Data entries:
________

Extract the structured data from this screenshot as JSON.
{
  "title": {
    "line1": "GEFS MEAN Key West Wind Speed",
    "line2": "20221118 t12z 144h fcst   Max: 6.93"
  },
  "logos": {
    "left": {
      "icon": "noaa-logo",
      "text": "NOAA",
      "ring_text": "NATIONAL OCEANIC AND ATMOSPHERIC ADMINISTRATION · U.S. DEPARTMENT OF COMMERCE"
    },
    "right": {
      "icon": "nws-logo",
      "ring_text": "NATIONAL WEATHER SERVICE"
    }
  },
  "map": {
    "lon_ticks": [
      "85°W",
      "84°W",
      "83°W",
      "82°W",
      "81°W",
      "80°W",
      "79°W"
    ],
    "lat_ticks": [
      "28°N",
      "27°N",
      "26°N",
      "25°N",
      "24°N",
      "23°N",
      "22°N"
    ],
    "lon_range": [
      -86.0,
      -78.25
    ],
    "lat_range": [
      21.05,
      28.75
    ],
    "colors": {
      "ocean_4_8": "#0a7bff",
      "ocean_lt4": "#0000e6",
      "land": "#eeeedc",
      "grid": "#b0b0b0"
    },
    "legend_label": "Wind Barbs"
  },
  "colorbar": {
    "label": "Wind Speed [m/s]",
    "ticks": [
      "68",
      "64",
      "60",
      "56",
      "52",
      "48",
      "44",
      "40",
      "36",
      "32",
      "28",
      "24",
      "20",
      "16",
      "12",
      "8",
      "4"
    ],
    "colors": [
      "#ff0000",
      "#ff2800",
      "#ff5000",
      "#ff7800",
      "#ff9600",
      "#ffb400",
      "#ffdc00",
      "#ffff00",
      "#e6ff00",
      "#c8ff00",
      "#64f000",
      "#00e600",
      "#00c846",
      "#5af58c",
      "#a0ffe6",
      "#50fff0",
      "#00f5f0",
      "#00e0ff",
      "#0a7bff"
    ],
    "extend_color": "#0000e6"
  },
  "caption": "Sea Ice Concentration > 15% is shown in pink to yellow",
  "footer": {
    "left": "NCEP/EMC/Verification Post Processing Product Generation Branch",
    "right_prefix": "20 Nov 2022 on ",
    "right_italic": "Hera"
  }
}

________

__REQUIRED TASK__
Sift the material for lines with the string "Speed". Copy each one found.

__IN RESPONSE__
    "line1": "GEFS MEAN Key West Wind Speed",
    "label": "Wind Speed [m/s]",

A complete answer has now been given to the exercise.